Reproduce all entries word for word.

Dataset excerpt:
>> Start

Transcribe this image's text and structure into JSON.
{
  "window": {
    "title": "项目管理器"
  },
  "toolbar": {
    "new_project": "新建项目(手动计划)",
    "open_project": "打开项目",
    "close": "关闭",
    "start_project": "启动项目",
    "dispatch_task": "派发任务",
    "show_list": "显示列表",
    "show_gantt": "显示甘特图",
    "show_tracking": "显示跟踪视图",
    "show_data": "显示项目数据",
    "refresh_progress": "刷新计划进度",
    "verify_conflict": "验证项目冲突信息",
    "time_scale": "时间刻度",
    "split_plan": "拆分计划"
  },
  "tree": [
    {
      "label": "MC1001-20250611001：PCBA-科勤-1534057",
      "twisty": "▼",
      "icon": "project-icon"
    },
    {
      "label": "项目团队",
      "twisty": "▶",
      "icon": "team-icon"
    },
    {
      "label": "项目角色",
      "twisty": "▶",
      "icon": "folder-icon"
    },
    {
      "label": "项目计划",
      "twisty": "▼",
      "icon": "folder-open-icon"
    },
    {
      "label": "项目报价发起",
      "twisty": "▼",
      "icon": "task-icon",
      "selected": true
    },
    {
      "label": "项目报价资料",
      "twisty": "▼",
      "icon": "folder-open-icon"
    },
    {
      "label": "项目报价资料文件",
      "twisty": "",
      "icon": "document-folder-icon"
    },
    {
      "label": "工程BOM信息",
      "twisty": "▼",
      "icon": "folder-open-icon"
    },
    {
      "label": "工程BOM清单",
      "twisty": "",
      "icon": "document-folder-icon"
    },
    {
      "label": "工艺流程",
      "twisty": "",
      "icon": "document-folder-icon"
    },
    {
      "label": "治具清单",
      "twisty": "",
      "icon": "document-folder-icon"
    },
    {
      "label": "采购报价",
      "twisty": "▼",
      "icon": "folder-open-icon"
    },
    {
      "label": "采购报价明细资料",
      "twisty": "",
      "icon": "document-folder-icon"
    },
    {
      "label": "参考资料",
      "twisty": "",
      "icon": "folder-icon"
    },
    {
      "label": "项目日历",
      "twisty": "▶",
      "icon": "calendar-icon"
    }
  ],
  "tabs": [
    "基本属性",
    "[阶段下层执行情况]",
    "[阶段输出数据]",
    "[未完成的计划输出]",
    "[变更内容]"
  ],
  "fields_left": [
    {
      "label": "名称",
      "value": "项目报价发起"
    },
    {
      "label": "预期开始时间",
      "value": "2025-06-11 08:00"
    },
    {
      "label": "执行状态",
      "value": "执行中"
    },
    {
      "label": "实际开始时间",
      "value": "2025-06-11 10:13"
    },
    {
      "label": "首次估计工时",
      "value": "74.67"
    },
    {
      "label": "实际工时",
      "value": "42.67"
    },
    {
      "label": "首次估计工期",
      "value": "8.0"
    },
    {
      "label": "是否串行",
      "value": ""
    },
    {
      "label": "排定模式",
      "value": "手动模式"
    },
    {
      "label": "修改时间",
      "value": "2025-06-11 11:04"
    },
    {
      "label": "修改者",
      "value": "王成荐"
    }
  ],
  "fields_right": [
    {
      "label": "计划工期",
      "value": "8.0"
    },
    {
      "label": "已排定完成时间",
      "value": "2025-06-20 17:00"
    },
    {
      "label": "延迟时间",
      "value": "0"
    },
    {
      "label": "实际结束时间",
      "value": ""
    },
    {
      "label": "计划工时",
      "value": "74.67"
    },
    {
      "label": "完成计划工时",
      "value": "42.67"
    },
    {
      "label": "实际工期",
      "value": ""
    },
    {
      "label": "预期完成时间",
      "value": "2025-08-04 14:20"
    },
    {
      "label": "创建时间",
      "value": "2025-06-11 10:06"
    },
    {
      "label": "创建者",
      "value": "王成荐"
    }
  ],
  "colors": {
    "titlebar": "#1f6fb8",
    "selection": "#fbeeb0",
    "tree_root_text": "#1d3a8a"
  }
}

>> End

SOLUTION:
Transcribe this image's text and structure into JSON.
{
  "window": {
    "title": "项目管理器"
  },
  "toolbar": {
    "new_project": "新建项目(手动计划)",
    "open_project": "打开项目",
    "close": "关闭",
    "start_project": "启动项目",
    "dispatch_task": "派发任务",
    "show_list": "显示列表",
    "show_gantt": "显示甘特图",
    "show_tracking": "显示跟踪视图",
    "show_data": "显示项目数据",
    "refresh_progress": "刷新计划进度",
    "verify_conflict": "验证项目冲突信息",
    "time_scale": "时间刻度",
    "split_plan": "拆分计划"
  },
  "tree": [
    {
      "label": "MC1001-20250611001：PCBA-科勤-1534057",
      "twisty": "▼",
      "icon": "project-icon"
    },
    {
      "label": "项目团队",
      "twisty": "▶",
      "icon": "team-icon"
    },
    {
      "label": "项目角色",
      "twisty": "▶",
      "icon": "folder-icon"
    },
    {
      "label": "项目计划",
      "twisty": "▼",
      "icon": "folder-open-icon"
    },
    {
      "label": "项目报价发起",
      "twisty": "▼",
      "icon": "task-icon",
      "selected": true
    },
    {
      "label": "项目报价资料",
      "twisty": "▼",
      "icon": "folder-open-icon"
    },
    {
      "label": "项目报价资料文件",
      "twisty": "",
      "icon": "document-folder-icon"
    },
    {
      "label": "工程BOM信息",
      "twisty": "▼",
      "icon": "folder-open-icon"
    },
    {
      "label": "工程BOM清单",
      "twisty": "",
      "icon": "document-folder-icon"
    },
    {
      "label": "工艺流程",
      "twisty": "",
      "icon": "document-folder-icon"
    },
    {
      "label": "治具清单",
      "twisty": "",
      "icon": "document-folder-icon"
    },
    {
      "label": "采购报价",
      "twisty": "▼",
      "icon": "folder-open-icon"
    },
    {
      "label": "采购报价明细资料",
      "twisty": "",
      "icon": "document-folder-icon"
    },
    {
      "label": "参考资料",
      "twisty": "",
      "icon": "folder-icon"
    },
    {
      "label": "项目日历",
      "twisty": "▶",
      "icon": "calendar-icon"
    }
  ],
  "tabs": [
    "基本属性",
    "[阶段下层执行情况]",
    "[阶段输出数据]",
    "[未完成的计划输出]",
    "[变更内容]"
  ],
  "fields_left": [
    {
      "label": "名称",
      "value": "项目报价发起"
    },
    {
      "label": "预期开始时间",
      "value": "2025-06-11 08:00"
    },
    {
      "label": "执行状态",
      "value": "执行中"
    },
    {
      "label": "实际开始时间",
      "value": "2025-06-11 10:13"
    },
    {
      "label": "首次估计工时",
      "value": "74.67"
    },
    {
      "label": "实际工时",
      "value": "42.67"
    },
    {
      "label": "首次估计工期",
      "value": "8.0"
    },
    {
      "label": "是否串行",
      "value": ""
    },
    {
      "label": "排定模式",
      "value": "手动模式"
    },
    {
      "label": "修改时间",
      "value": "2025-06-11 11:04"
    },
    {
      "label": "修改者",
      "value": "王成荐"
    }
  ],
  "fields_right": [
    {
      "label": "计划工期",
      "value": "8.0"
    },
    {
      "label": "已排定完成时间",
      "value": "2025-06-20 17:00"
    },
    {
      "label": "延迟时间",
      "value": "0"
    },
    {
      "label": "实际结束时间",
      "value": ""
    },
    {
      "label": "计划工时",
      "value": "74.67"
    },
    {
      "label": "完成计划工时",
      "value": "42.67"
    },
    {
      "label": "实际工期",
      "value": ""
    },
    {
      "label": "预期完成时间",
      "value": "2025-08-04 14:20"
    },
    {
      "label": "创建时间",
      "value": "2025-06-11 10:06"
    },
    {
      "label": "创建者",
      "value": "王成荐"
    }
  ],
  "colors": {
    "titlebar": "#1f6fb8",
    "selection": "#fbeeb0",
    "tree_root_text": "#1d3a8a"
  }
}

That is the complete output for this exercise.